Objective →
Print out every line, exactly as written.

Task data →

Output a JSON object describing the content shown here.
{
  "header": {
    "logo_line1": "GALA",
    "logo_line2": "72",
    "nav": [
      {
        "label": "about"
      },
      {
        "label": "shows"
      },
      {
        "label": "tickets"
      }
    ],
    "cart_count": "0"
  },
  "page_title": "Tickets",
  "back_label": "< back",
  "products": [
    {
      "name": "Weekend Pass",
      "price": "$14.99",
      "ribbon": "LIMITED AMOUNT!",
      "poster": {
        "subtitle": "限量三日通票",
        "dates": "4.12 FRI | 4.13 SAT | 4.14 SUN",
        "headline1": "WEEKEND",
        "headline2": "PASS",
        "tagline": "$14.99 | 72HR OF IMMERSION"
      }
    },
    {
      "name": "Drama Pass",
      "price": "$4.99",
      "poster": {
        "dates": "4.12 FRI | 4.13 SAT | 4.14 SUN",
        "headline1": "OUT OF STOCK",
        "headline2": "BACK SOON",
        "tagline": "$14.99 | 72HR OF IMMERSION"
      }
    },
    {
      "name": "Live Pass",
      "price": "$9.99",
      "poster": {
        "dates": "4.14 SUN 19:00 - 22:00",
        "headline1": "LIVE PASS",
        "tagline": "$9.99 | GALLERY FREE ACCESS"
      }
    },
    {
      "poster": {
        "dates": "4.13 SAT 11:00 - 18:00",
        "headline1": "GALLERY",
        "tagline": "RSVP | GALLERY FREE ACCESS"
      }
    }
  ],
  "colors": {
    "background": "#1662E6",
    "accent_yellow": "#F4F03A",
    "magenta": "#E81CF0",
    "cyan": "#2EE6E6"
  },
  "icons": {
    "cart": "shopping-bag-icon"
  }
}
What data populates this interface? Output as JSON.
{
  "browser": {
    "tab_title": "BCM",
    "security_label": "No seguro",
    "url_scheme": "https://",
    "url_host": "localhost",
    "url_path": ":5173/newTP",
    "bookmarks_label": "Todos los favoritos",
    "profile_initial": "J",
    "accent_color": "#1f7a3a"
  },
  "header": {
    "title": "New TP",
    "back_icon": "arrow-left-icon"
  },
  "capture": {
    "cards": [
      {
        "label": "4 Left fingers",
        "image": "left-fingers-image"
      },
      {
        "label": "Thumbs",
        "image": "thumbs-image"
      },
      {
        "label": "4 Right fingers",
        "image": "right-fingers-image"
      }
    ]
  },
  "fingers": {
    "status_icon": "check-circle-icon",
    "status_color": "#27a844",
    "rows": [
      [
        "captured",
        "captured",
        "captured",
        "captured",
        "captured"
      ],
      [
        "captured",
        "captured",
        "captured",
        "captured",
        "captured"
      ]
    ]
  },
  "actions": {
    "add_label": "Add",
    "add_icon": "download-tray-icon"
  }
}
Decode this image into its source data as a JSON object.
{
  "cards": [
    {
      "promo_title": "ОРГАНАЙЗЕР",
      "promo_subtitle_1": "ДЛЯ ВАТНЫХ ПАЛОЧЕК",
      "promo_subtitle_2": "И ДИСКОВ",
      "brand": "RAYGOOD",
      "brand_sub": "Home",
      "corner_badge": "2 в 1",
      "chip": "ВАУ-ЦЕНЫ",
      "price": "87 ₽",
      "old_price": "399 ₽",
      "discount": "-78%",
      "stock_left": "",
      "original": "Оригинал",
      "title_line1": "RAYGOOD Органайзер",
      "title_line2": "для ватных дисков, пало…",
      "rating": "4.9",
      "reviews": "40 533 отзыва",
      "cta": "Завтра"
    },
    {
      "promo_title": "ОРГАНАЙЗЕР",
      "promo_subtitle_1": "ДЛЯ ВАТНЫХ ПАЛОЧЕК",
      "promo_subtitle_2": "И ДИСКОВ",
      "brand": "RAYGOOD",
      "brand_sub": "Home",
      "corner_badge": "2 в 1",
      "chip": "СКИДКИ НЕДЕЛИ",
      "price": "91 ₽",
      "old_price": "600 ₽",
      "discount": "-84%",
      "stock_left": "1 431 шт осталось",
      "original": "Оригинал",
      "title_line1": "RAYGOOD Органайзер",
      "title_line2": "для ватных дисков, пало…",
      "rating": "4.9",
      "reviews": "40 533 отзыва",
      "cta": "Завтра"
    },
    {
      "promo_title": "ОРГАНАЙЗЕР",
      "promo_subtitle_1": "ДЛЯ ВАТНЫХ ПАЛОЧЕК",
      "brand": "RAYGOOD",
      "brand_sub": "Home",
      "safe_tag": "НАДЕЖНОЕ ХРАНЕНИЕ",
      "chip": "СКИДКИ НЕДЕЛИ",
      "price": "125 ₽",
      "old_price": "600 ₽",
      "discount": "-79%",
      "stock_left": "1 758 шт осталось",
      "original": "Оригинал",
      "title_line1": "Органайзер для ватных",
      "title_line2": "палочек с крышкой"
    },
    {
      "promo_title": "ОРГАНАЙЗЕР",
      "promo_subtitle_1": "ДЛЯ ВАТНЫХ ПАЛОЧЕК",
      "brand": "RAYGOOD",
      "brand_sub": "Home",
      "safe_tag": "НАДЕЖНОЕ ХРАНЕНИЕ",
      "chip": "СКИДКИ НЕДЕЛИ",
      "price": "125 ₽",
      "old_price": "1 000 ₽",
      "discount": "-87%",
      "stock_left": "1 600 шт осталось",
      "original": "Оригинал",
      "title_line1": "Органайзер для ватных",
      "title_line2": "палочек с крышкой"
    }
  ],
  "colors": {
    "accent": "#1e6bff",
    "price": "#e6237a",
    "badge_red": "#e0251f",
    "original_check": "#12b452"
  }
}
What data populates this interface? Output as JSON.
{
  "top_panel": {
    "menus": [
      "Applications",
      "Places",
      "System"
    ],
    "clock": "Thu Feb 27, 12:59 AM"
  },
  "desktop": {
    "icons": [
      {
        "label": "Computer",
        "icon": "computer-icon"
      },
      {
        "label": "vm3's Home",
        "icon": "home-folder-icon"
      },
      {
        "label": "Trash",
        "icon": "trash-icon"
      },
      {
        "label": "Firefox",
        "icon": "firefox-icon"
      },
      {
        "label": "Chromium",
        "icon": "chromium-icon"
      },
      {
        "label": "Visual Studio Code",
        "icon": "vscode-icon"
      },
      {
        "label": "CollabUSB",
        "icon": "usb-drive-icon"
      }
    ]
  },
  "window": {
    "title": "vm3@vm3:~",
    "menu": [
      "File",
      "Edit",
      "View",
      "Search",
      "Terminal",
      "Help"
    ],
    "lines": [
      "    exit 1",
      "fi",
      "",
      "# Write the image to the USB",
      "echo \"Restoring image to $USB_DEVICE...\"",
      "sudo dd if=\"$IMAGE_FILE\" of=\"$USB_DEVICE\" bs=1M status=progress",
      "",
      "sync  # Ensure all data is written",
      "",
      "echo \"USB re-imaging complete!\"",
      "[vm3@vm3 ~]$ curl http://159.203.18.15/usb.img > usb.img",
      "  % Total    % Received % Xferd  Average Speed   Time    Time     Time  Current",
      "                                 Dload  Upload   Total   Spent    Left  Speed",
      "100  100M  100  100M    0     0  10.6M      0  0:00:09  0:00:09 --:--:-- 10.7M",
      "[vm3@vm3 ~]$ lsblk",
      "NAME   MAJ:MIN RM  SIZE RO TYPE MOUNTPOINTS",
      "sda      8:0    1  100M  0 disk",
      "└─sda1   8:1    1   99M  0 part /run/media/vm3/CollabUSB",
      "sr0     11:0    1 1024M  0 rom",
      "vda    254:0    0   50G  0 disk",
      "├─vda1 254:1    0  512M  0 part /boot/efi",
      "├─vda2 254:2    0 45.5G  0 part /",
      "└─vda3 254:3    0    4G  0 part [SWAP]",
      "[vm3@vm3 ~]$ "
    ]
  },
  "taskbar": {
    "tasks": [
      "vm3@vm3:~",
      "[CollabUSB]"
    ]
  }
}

Written response →
Output a JSON object describing the content shown here.
{
  "header": {
    "logo_line1": "GALA",
    "logo_line2": "72",
    "nav": [
      {
        "label": "about"
      },
      {
        "label": "shows"
      },
      {
        "label": "tickets"
      }
    ],
    "cart_count": "0"
  },
  "page_title": "Tickets",
  "back_label": "< back",
  "products": [
    {
      "name": "Weekend Pass",
      "price": "$14.99",
      "ribbon": "LIMITED AMOUNT!",
      "poster": {
        "subtitle": "限量三日通票",
        "dates": "4.12 FRI | 4.13 SAT | 4.14 SUN",
        "headline1": "WEEKEND",
        "headline2": "PASS",
        "tagline": "$14.99 | 72HR OF IMMERSION"
      }
    },
    {
      "name": "Drama Pass",
      "price": "$4.99",
      "poster": {
        "dates": "4.12 FRI | 4.13 SAT | 4.14 SUN",
        "headline1": "OUT OF STOCK",
        "headline2": "BACK SOON",
        "tagline": "$14.99 | 72HR OF IMMERSION"
      }
    },
    {
      "name": "Live Pass",
      "price": "$9.99",
      "poster": {
        "dates": "4.14 SUN 19:00 - 22:00",
        "headline1": "LIVE PASS",
        "tagline": "$9.99 | GALLERY FREE ACCESS"
      }
    },
    {
      "poster": {
        "dates": "4.13 SAT 11:00 - 18:00",
        "headline1": "GALLERY",
        "tagline": "RSVP | GALLERY FREE ACCESS"
      }
    }
  ],
  "colors": {
    "background": "#1662E6",
    "accent_yellow": "#F4F03A",
    "magenta": "#E81CF0",
    "cyan": "#2EE6E6"
  },
  "icons": {
    "cart": "shopping-bag-icon"
  }
}
What data populates this interface? Output as JSON.
{
  "browser": {
    "tab_title": "BCM",
    "security_label": "No seguro",
    "url_scheme": "https://",
    "url_host": "localhost",
    "url_path": ":5173/newTP",
    "bookmarks_label": "Todos los favoritos",
    "profile_initial": "J",
    "accent_color": "#1f7a3a"
  },
  "header": {
    "title": "New TP",
    "back_icon": "arrow-left-icon"
  },
  "capture": {
    "cards": [
      {
        "label": "4 Left fingers",
        "image": "left-fingers-image"
      },
      {
        "label": "Thumbs",
        "image": "thumbs-image"
      },
      {
        "label": "4 Right fingers",
        "image": "right-fingers-image"
      }
    ]
  },
  "fingers": {
    "status_icon": "check-circle-icon",
    "status_color": "#27a844",
    "rows": [
      [
        "captured",
        "captured",
        "captured",
        "captured",
        "captured"
      ],
      [
        "captured",
        "captured",
        "captured",
        "captured",
        "captured"
      ]
    ]
  },
  "actions": {
    "add_label": "Add",
    "add_icon": "download-tray-icon"
  }
}
Decode this image into its source data as a JSON object.
{
  "cards": [
    {
      "promo_title": "ОРГАНАЙЗЕР",
      "promo_subtitle_1": "ДЛЯ ВАТНЫХ ПАЛОЧЕК",
      "promo_subtitle_2": "И ДИСКОВ",
      "brand": "RAYGOOD",
      "brand_sub": "Home",
      "corner_badge": "2 в 1",
      "chip": "ВАУ-ЦЕНЫ",
      "price": "87 ₽",
      "old_price": "399 ₽",
      "discount": "-78%",
      "stock_left": "",
      "original": "Оригинал",
      "title_line1": "RAYGOOD Органайзер",
      "title_line2": "для ватных дисков, пало…",
      "rating": "4.9",
      "reviews": "40 533 отзыва",
      "cta": "Завтра"
    },
    {
      "promo_title": "ОРГАНАЙЗЕР",
      "promo_subtitle_1": "ДЛЯ ВАТНЫХ ПАЛОЧЕК",
      "promo_subtitle_2": "И ДИСКОВ",
      "brand": "RAYGOOD",
      "brand_sub": "Home",
      "corner_badge": "2 в 1",
      "chip": "СКИДКИ НЕДЕЛИ",
      "price": "91 ₽",
      "old_price": "600 ₽",
      "discount": "-84%",
      "stock_left": "1 431 шт осталось",
      "original": "Оригинал",
      "title_line1": "RAYGOOD Органайзер",
      "title_line2": "для ватных дисков, пало…",
      "rating": "4.9",
      "reviews": "40 533 отзыва",
      "cta": "Завтра"
    },
    {
      "promo_title": "ОРГАНАЙЗЕР",
      "promo_subtitle_1": "ДЛЯ ВАТНЫХ ПАЛОЧЕК",
      "brand": "RAYGOOD",
      "brand_sub": "Home",
      "safe_tag": "НАДЕЖНОЕ ХРАНЕНИЕ",
      "chip": "СКИДКИ НЕДЕЛИ",
      "price": "125 ₽",
      "old_price": "600 ₽",
      "discount": "-79%",
      "stock_left": "1 758 шт осталось",
      "original": "Оригинал",
      "title_line1": "Органайзер для ватных",
      "title_line2": "палочек с крышкой"
    },
    {
      "promo_title": "ОРГАНАЙЗЕР",
      "promo_subtitle_1": "ДЛЯ ВАТНЫХ ПАЛОЧЕК",
      "brand": "RAYGOOD",
      "brand_sub": "Home",
      "safe_tag": "НАДЕЖНОЕ ХРАНЕНИЕ",
      "chip": "СКИДКИ НЕДЕЛИ",
      "price": "125 ₽",
      "old_price": "1 000 ₽",
      "discount": "-87%",
      "stock_left": "1 600 шт осталось",
      "original": "Оригинал",
      "title_line1": "Органайзер для ватных",
      "title_line2": "палочек с крышкой"
    }
  ],
  "colors": {
    "accent": "#1e6bff",
    "price": "#e6237a",
    "badge_red": "#e0251f",
    "original_check": "#12b452"
  }
}
What data populates this interface? Output as JSON.
{
  "top_panel": {
    "menus": [
      "Applications",
      "Places",
      "System"
    ],
    "clock": "Thu Feb 27, 12:59 AM"
  },
  "desktop": {
    "icons": [
      {
        "label": "Computer",
        "icon": "computer-icon"
      },
      {
        "label": "vm3's Home",
        "icon": "home-folder-icon"
      },
      {
        "label": "Trash",
        "icon": "trash-icon"
      },
      {
        "label": "Firefox",
        "icon": "firefox-icon"
      },
      {
        "label": "Chromium",
        "icon": "chromium-icon"
      },
      {
        "label": "Visual Studio Code",
        "icon": "vscode-icon"
      },
      {
        "label": "CollabUSB",
        "icon": "usb-drive-icon"
      }
    ]
  },
  "window": {
    "title": "vm3@vm3:~",
    "menu": [
      "File",
      "Edit",
      "View",
      "Search",
      "Terminal",
      "Help"
    ],
    "lines": [
      "    exit 1",
      "fi",
      "",
      "# Write the image to the USB",
      "echo \"Restoring image to $USB_DEVICE...\"",
      "sudo dd if=\"$IMAGE_FILE\" of=\"$USB_DEVICE\" bs=1M status=progress",
      "",
      "sync  # Ensure all data is written",
      "",
      "echo \"USB re-imaging complete!\"",
      "[vm3@vm3 ~]$ curl http://159.203.18.15/usb.img > usb.img",
      "  % Total    % Received % Xferd  Average Speed   Time    Time     Time  Current",
      "                                 Dload  Upload   Total   Spent    Left  Speed",
      "100  100M  100  100M    0     0  10.6M      0  0:00:09  0:00:09 --:--:-- 10.7M",
      "[vm3@vm3 ~]$ lsblk",
      "NAME   MAJ:MIN RM  SIZE RO TYPE MOUNTPOINTS",
      "sda      8:0    1  100M  0 disk",
      "└─sda1   8:1    1   99M  0 part /run/media/vm3/CollabUSB",
      "sr0     11:0    1 1024M  0 rom",
      "vda    254:0    0   50G  0 disk",
      "├─vda1 254:1    0  512M  0 part /boot/efi",
      "├─vda2 254:2    0 45.5G  0 part /",
      "└─vda3 254:3    0    4G  0 part [SWAP]",
      "[vm3@vm3 ~]$ "
    ]
  },
  "taskbar": {
    "tasks": [
      "vm3@vm3:~",
      "[CollabUSB]"
    ]
  }
}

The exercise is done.